| What you are asked to do |
Every line with the word "header" in it should be extracted from the data that follows.

* start *

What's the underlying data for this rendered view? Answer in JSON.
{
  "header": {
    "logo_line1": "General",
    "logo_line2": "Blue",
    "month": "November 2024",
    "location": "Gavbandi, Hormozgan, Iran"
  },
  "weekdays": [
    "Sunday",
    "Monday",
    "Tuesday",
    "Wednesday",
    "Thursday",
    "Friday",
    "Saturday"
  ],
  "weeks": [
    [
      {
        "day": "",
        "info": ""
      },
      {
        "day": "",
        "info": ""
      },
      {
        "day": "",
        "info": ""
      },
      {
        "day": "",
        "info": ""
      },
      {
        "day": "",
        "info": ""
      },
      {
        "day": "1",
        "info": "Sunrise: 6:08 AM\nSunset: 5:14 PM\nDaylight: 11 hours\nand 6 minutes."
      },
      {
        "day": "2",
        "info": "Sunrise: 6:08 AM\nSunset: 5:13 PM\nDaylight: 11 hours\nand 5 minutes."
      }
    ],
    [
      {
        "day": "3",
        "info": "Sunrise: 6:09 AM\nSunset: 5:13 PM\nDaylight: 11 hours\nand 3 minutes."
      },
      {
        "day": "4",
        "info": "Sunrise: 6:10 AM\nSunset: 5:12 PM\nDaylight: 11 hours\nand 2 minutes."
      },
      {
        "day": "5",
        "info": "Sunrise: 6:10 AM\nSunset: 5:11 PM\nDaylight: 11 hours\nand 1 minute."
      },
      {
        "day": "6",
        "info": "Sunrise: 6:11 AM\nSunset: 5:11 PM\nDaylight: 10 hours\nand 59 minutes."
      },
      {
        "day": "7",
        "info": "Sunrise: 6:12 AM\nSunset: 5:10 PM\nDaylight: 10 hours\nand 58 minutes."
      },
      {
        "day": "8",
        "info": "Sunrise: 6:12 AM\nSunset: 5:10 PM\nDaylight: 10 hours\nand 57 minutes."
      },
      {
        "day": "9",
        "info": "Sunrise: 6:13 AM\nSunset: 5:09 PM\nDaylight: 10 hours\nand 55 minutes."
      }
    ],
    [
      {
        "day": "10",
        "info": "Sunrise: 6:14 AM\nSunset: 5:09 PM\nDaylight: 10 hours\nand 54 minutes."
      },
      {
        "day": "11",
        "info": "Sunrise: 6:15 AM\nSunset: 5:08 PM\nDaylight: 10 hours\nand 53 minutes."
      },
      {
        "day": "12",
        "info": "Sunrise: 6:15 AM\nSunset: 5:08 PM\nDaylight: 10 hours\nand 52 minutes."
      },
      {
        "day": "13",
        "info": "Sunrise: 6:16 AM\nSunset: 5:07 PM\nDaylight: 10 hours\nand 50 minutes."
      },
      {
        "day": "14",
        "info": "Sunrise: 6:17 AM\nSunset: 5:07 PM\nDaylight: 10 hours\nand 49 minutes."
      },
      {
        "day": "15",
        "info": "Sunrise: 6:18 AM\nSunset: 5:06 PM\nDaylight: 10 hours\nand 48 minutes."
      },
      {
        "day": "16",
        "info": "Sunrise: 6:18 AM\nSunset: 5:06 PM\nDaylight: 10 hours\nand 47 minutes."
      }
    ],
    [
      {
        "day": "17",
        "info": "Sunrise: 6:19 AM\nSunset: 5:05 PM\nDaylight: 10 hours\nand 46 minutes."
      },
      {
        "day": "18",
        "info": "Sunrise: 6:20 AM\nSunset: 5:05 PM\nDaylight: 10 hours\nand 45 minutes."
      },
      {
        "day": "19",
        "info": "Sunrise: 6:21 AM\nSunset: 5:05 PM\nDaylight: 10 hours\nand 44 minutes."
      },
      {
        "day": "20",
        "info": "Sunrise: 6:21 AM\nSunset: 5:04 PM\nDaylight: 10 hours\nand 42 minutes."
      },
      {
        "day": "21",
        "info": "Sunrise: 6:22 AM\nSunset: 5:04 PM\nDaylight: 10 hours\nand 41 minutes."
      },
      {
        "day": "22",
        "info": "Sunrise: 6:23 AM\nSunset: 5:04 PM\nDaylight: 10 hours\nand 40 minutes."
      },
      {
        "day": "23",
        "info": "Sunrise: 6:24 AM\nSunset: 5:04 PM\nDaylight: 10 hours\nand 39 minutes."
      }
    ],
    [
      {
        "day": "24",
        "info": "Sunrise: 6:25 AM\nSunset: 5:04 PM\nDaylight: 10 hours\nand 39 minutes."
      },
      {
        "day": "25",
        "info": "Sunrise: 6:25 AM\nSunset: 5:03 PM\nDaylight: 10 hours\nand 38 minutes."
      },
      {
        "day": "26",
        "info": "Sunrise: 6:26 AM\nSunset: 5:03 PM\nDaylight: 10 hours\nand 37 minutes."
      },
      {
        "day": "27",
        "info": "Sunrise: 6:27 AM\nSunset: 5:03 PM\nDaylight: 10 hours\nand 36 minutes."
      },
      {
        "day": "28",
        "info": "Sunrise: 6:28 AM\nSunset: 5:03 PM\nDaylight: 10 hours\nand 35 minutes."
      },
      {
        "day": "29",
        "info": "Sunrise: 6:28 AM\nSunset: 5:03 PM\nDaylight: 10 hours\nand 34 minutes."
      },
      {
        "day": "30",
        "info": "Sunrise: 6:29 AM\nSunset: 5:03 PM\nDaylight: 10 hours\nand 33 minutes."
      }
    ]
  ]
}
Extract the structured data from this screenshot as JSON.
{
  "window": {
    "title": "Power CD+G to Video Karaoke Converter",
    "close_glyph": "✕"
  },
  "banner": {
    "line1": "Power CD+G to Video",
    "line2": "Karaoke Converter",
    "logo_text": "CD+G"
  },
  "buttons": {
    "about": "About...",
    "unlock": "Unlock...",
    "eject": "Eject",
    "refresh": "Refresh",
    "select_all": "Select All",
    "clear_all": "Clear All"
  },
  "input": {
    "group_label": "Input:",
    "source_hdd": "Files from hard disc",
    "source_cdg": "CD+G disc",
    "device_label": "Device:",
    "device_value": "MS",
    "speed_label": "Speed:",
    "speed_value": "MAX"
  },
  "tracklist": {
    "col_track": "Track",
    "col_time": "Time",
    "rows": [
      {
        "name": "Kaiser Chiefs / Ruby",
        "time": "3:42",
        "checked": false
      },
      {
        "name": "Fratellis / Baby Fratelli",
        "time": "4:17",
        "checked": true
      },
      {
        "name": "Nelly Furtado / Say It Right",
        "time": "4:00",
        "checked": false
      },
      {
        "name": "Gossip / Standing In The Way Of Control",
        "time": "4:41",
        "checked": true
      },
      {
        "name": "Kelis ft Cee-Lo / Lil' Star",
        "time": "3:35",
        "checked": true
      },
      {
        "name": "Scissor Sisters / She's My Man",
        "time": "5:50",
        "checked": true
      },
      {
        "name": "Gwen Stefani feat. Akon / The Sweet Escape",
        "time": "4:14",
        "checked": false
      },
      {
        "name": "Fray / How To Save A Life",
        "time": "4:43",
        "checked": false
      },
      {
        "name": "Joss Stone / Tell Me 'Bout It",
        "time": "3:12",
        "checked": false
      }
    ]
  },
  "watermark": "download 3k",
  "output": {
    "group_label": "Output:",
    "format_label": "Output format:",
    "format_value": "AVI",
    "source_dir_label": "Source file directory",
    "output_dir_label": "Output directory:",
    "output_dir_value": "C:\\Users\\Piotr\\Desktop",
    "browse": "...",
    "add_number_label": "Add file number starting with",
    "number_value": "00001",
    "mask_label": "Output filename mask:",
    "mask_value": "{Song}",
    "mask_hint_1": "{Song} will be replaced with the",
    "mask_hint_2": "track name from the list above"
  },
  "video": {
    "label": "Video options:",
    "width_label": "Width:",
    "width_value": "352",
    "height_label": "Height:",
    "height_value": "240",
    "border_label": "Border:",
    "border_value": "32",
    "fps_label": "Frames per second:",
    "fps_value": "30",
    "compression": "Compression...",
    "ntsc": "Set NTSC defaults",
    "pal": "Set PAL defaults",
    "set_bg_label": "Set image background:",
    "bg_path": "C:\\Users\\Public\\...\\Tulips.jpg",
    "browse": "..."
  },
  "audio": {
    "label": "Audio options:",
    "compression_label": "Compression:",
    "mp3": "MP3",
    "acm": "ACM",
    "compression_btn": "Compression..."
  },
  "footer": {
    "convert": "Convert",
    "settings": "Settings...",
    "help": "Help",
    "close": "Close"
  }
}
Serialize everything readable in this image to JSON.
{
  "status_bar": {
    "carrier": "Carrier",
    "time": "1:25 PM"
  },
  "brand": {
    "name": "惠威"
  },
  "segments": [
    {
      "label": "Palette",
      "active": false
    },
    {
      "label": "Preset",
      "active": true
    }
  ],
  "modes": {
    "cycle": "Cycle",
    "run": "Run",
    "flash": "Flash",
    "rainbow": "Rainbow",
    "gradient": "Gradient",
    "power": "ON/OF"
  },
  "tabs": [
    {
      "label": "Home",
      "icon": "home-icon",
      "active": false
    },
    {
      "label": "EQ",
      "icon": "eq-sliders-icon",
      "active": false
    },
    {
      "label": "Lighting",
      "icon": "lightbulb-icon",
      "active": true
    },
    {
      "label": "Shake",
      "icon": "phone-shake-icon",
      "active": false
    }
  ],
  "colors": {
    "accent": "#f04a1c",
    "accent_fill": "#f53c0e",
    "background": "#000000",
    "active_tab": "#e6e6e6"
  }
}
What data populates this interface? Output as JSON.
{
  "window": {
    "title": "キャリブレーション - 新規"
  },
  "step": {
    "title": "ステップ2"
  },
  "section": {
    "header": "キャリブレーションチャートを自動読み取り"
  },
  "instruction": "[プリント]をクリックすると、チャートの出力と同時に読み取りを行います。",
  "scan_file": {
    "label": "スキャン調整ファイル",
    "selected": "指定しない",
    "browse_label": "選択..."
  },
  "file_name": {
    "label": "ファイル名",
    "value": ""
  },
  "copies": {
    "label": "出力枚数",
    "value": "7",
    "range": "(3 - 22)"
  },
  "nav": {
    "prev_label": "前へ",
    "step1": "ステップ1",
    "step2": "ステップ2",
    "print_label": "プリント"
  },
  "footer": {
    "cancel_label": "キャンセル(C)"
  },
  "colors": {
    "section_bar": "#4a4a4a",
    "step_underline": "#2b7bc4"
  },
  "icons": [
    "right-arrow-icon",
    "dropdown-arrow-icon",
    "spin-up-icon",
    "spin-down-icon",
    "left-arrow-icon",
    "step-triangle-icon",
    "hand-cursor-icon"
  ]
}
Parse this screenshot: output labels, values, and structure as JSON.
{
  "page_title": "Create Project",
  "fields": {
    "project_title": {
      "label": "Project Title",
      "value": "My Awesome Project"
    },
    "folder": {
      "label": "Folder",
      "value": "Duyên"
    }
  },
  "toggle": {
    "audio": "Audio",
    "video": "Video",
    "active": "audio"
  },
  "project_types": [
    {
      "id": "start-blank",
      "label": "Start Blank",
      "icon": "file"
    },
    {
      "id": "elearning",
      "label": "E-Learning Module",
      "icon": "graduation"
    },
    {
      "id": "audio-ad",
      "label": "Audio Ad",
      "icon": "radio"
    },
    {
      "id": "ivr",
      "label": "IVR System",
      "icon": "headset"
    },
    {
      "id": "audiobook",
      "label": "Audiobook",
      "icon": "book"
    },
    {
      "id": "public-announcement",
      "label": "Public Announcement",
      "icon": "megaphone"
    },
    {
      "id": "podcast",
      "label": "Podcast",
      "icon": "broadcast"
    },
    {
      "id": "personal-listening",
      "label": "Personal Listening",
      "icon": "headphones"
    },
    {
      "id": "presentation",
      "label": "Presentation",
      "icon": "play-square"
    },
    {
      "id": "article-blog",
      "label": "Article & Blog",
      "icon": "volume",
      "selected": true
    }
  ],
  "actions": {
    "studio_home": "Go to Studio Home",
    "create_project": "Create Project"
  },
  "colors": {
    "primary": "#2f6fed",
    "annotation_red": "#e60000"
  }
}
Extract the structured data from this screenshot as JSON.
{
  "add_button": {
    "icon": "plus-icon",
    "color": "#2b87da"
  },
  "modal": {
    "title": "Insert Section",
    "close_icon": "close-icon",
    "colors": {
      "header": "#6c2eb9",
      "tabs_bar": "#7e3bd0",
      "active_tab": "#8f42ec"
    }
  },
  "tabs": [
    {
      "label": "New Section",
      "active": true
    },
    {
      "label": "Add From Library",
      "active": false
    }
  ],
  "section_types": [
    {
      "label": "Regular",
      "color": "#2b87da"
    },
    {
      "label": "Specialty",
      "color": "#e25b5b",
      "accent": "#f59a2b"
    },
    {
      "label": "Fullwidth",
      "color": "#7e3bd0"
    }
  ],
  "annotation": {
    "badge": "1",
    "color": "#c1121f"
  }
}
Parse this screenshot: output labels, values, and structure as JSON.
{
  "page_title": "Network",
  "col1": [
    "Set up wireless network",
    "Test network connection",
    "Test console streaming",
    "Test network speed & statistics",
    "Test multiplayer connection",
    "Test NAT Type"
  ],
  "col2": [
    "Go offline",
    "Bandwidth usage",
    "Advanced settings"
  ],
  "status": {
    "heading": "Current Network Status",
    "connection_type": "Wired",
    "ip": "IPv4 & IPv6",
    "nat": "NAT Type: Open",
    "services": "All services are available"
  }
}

* end *

| Solution to the exercise |
  "header": {
    "header": "キャリブレーションチャートを自動読み取り"
      "header": "#6c2eb9",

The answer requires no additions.